--- START OF Provided passage ---

Date: Mon, 15 May 2006 20:24:36 +0100

Dimitris Papavasiliou writes:
 > I needed to perform a 2D DCT for image processing and since speed wasn't 
 > such an absolutely critical issue (although welcome of course) I thought 
 > I'd implement it using GSL instead of FFTW.  In the spirit of unifying 
 > all our numerical needs (which the GSL seems to be serving well enough) 
 > under a common interface I thought I'd implement this as a GSL package 
 > as well which might later be incorporated into GSL itself.
 > 
 > Until now I have basically only radix2 DCTs (type II and inverse which 
 > is essentially type III) implemented for one and two dimensions.  I also 
 > created a couple of wrappers for the FFT functions that work with 
 > vectors and matrices.

Hello,

Thanks for your message.  

The Mixed radix FFTs in GSL are a reimplementation of FFTPACK. The DCT
and DST from FFTPACK were not implemented though due to lack of
resources.  From my point of view, that would be the first priority to
add to the existing ffts.

--- END OF Provided passage ---

• [The tasks]
**1.** Please list every software library named in the GSL email.
**2.** Carry on the GSL email from its last sentence.
The listing after this point has no connection to the GSL email.

--- START OF Extracted entries ---

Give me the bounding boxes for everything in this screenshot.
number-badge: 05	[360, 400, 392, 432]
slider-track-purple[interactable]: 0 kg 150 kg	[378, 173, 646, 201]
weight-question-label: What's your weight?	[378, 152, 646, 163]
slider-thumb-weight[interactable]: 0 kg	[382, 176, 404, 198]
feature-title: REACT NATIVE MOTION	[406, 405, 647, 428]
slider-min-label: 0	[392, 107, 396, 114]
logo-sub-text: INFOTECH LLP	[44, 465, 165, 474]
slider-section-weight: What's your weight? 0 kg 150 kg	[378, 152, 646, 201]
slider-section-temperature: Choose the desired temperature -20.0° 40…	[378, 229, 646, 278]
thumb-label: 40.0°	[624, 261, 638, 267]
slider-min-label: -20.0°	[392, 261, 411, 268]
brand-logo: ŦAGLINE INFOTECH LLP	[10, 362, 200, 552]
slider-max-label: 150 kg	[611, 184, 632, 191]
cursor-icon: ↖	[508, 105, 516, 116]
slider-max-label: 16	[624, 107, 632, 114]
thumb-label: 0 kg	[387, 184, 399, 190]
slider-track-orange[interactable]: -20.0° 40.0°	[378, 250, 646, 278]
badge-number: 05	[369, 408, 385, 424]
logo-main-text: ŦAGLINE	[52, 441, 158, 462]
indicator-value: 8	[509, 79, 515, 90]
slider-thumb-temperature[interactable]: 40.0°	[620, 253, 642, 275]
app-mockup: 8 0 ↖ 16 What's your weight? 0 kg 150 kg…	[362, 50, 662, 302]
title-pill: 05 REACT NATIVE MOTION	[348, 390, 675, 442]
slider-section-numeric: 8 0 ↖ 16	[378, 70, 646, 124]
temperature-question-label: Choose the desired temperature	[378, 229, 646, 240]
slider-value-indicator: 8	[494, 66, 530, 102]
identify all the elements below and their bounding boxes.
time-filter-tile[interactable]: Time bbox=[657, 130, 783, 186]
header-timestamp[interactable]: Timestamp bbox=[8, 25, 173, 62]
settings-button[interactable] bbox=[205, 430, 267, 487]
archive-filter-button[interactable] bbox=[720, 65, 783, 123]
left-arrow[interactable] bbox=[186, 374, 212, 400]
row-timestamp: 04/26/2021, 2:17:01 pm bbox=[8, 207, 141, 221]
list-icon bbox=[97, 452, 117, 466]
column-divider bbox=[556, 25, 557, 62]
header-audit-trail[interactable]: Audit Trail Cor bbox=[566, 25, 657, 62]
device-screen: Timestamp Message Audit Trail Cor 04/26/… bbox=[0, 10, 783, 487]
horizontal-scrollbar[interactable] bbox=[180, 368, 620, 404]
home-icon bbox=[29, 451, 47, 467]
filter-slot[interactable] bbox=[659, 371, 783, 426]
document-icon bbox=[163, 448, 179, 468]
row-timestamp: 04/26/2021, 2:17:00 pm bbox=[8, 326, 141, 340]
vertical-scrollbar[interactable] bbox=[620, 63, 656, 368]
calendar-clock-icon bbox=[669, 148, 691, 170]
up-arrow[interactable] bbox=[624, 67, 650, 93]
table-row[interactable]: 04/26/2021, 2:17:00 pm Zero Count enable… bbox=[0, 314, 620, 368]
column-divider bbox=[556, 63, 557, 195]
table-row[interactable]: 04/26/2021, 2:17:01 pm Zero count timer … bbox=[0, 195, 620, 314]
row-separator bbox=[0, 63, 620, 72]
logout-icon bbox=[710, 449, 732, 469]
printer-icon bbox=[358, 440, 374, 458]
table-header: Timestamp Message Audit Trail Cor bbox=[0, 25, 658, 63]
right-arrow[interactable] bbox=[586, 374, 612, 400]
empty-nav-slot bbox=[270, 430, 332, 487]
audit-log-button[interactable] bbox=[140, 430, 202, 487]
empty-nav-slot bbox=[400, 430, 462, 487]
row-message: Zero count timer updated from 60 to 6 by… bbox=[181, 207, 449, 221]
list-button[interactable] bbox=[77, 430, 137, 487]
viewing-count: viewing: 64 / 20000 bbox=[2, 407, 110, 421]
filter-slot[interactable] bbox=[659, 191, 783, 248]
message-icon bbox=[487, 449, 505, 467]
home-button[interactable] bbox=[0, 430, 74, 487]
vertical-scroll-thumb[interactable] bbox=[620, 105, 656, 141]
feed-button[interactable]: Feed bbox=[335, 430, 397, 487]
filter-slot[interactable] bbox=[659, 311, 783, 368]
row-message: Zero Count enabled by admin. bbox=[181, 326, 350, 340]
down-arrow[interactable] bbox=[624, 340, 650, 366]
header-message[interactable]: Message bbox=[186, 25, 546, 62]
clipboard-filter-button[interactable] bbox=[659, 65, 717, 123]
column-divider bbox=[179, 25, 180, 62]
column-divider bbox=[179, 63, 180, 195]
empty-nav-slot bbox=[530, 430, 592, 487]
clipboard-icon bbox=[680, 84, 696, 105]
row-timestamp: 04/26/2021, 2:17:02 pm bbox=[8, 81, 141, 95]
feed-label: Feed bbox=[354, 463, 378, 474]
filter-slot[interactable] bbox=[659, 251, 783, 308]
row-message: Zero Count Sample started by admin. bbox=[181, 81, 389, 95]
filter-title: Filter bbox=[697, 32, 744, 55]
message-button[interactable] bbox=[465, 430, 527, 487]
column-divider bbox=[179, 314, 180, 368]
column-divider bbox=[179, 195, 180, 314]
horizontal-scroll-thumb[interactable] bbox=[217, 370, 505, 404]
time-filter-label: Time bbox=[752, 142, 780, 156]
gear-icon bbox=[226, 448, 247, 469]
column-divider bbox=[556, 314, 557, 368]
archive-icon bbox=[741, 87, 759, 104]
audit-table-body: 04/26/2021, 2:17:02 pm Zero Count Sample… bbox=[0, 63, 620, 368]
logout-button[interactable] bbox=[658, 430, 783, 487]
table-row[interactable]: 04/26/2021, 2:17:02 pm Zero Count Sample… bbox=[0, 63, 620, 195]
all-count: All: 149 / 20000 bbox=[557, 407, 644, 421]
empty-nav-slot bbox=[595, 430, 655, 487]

--- END OF Extracted entries ---

• [Answer list]
**1.** GSL, FFTW, FFTPACK

**2.**
 > b) Is there a reason why there are no vector/matrix interfaces to the 
 > fft functions (in constrast to the wavelets routines)?

The normal GSL convention is that we don't duplicate array and vector
functions as the vector functions are just a wrapper with v->data,
v->stride, v->size arguments.  Some functions do have these, but it's
historical.  A vector wrapper could be useful if people want that, but
I'd like to keep it out of gsl itself as it means there are twice as
many functions to maintain and test.

 > c) Is there a reason why there are no two-dimensional fft routines?  For 
 > real data there would be the problem of computing them in-place I 
 > suppose but for complex data computation is pretty simple using 
 > row-column decomposition.

At the time I wrote the FFTs I was looking for a good multidimensional
solution.

I did not find anything that was substantially better than the user
calling the FFT on the rows and columns themselves, so I did not
implement anything.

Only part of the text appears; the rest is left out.